#### Requirement
Tally the lines that contain "this" and report the total alone.

Stored data entries:
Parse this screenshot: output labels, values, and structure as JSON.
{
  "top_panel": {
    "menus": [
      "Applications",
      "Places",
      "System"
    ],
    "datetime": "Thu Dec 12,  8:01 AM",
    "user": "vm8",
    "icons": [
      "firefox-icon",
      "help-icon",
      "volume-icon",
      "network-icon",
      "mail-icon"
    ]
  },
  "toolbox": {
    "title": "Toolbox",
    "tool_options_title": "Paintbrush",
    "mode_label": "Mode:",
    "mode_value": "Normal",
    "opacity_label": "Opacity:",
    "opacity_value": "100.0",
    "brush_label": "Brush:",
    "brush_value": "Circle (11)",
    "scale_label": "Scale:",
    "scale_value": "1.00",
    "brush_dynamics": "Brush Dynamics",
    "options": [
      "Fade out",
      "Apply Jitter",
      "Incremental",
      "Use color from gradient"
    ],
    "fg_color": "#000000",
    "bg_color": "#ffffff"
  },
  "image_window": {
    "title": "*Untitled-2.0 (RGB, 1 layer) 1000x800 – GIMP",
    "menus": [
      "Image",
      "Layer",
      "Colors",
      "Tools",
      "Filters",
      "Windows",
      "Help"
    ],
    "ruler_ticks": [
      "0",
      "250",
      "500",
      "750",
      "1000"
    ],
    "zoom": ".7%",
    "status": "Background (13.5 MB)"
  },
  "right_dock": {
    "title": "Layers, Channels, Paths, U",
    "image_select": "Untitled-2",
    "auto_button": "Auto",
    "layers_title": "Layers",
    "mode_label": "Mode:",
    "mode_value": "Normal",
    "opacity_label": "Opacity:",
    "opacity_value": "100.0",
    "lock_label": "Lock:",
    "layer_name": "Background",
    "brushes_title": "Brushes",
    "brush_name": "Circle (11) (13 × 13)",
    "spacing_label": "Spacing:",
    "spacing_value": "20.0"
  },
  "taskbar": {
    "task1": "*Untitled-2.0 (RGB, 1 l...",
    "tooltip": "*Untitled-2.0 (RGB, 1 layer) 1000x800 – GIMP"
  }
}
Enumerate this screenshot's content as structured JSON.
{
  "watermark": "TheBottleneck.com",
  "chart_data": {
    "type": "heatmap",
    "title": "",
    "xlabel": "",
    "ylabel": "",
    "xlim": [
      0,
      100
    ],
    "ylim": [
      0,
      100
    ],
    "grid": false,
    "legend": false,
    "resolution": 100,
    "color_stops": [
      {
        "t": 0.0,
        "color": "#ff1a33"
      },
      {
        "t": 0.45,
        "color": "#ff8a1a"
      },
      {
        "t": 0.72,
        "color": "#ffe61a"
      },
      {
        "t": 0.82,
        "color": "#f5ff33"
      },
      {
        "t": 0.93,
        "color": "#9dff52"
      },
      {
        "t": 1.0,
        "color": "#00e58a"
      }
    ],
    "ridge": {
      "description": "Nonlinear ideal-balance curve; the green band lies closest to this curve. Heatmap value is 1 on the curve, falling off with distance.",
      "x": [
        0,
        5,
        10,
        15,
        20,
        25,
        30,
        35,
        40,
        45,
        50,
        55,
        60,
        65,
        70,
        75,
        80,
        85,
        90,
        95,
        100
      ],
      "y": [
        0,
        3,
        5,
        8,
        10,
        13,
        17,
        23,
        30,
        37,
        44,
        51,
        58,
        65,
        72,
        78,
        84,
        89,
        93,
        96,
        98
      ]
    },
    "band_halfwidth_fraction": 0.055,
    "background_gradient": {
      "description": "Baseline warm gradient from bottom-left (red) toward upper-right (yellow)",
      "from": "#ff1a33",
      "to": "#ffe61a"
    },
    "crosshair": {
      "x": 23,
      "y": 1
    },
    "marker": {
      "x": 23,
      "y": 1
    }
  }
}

#### Task output
3